------ QUOTED PASSAGE ------

A man on probation and suspected in a fatal shooting last month in New Hope has been captured in western Wisconsin and charged with murder, officials said Monday.
Man spared prison at April sentencing is charged in fatal shooting in New Hope, arrested in Wisconsin
A 23-year-old man was shot in the chest on Oct. 24, officials said.
Jack Guy, 32, no known address, was arrested without resistance early Saturday afternoon near Balsam Lake and remains in the Polk County jail on charges of second-degree murder and illegal weapons possession, according to the Polk County Sheriff’s Office.
He remains held in Wisconsin pending his extradition back to Minnesota.
New Hope police said Guy shot 23-year-old Carnell Mark Johnson Jr. of Bloomington on Oct. 24 in a home in the 7300 block of Bass Lake Road. Johnson was shot in the chest, the Hennepin County Medical Examiner’s Office said.
Court records in Minnesota show that Guy has been convicted of many crimes over the years, including five times for violating a no-contact order and once each for a weapons offense, domestic assault, forgery, illicit drugs, theft, burglary and disorderly conduct.
In April, Hennepin County District Judge Matthew Frank spared Guy a five-year sentence and put him on probation for three years after he pleaded guilty to illegal weapons possession and defying a no-contact order on May 25, 2022.
In explaining the downward departure to the Minnesota State Sentencing Guidelines Commission, Frank wrote among other things that “Mr. Guy has developed a stable life in the community with a steady job. has advanced at that job [and] is caring for his children.”

------

Copy the news story about the New Hope shooting word for word, from start to finish. The lines that come next are separate material, not part of the news story.

------ DATA SHOWN ------

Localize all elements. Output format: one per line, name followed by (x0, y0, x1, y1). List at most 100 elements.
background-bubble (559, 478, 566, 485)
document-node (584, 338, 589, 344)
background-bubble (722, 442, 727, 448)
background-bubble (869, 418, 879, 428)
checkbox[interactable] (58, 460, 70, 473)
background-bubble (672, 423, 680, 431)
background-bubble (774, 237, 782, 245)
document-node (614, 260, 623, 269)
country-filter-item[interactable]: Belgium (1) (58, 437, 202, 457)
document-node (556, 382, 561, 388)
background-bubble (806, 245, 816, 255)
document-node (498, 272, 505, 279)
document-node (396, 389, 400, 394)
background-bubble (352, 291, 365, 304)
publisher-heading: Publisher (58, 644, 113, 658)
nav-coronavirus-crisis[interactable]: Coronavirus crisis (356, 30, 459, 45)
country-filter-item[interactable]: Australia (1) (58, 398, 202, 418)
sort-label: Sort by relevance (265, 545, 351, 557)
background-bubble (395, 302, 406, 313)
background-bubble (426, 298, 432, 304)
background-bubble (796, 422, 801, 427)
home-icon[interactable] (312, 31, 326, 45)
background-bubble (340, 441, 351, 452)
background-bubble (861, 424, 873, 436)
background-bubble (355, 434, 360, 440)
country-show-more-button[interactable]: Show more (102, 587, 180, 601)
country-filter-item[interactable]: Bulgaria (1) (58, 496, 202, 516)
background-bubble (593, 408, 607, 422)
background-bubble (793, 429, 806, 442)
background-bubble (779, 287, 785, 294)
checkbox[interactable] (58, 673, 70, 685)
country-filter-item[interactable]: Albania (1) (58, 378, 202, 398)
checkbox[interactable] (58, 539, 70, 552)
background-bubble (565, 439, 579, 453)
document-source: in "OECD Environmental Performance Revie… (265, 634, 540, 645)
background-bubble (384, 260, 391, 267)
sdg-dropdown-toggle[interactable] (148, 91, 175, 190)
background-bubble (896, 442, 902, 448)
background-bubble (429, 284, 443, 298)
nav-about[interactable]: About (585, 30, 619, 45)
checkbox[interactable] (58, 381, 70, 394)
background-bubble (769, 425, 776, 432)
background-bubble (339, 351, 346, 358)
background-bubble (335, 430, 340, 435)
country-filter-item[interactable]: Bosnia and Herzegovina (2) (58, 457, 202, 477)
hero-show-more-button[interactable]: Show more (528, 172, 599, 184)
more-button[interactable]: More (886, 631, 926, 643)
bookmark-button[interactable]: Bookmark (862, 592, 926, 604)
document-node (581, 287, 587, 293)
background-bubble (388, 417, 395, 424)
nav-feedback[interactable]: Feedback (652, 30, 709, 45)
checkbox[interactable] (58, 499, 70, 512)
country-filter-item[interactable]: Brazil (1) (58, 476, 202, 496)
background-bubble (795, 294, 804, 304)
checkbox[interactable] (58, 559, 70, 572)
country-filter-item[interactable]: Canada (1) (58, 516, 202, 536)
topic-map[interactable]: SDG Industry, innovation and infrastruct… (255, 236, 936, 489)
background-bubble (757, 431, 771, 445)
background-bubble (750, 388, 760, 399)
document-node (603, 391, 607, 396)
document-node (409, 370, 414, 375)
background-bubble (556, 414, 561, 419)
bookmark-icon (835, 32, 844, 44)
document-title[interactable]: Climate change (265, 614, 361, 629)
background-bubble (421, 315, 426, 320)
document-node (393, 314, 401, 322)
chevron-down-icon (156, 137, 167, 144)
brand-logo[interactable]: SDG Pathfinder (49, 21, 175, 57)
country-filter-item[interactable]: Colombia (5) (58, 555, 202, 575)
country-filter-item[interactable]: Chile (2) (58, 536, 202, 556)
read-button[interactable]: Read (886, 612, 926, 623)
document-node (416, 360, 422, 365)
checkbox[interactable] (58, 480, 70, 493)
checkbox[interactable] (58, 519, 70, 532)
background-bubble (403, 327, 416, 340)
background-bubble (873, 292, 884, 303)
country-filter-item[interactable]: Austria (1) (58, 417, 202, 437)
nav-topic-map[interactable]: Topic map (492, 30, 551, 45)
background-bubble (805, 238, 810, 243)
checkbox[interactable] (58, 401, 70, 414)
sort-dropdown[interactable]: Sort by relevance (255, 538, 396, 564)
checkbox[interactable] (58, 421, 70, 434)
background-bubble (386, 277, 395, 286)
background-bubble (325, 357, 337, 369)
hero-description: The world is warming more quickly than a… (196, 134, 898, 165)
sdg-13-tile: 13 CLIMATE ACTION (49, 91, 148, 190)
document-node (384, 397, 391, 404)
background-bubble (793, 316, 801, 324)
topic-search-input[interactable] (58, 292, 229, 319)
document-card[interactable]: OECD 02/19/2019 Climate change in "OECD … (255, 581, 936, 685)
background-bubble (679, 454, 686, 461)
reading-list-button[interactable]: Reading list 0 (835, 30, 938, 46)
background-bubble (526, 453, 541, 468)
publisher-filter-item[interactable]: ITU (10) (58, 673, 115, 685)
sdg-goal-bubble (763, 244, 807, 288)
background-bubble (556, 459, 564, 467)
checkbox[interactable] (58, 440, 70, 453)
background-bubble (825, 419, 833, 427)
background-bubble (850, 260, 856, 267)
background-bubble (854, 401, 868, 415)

------

ANSWER SECTION:
A man on probation and suspected in a fatal shooting last month in New Hope has been captured in western Wisconsin and charged with murder, officials said Monday.
Man spared prison at April sentencing is charged in fatal shooting in New Hope, arrested in Wisconsin
A 23-year-old man was shot in the chest on Oct. 24, officials said.
Jack Guy, 32, no known address, was arrested without resistance early Saturday afternoon near Balsam Lake and remains in the Polk County jail on charges of second-degree murder and illegal weapons possession, according to the Polk County Sheriff’s Office.
He remains held in Wisconsin pending his extradition back to Minnesota.
New Hope police said Guy shot 23-year-old Carnell Mark Johnson Jr. of Bloomington on Oct. 24 in a home in the 7300 block of Bass Lake Road. Johnson was shot in the chest, the Hennepin County Medical Examiner’s Office said.
Court records in Minnesota show that Guy has been convicted of many crimes over the years, including five times for violating a no-contact order and once each for a weapons offense, domestic assault, forgery, illicit drugs, theft, burglary and disorderly conduct.
In April, Hennepin County District Judge Matthew Frank spared Guy a five-year sentence and put him on probation for three years after he pleaded guilty to illegal weapons possession and defying a no-contact order on May 25, 2022.
In explaining the downward departure to the Minnesota State Sentencing Guidelines Commission, Frank wrote among other things that “Mr. Guy has developed a stable life in the community with a steady job. has advanced at that job [and] is caring for his children.”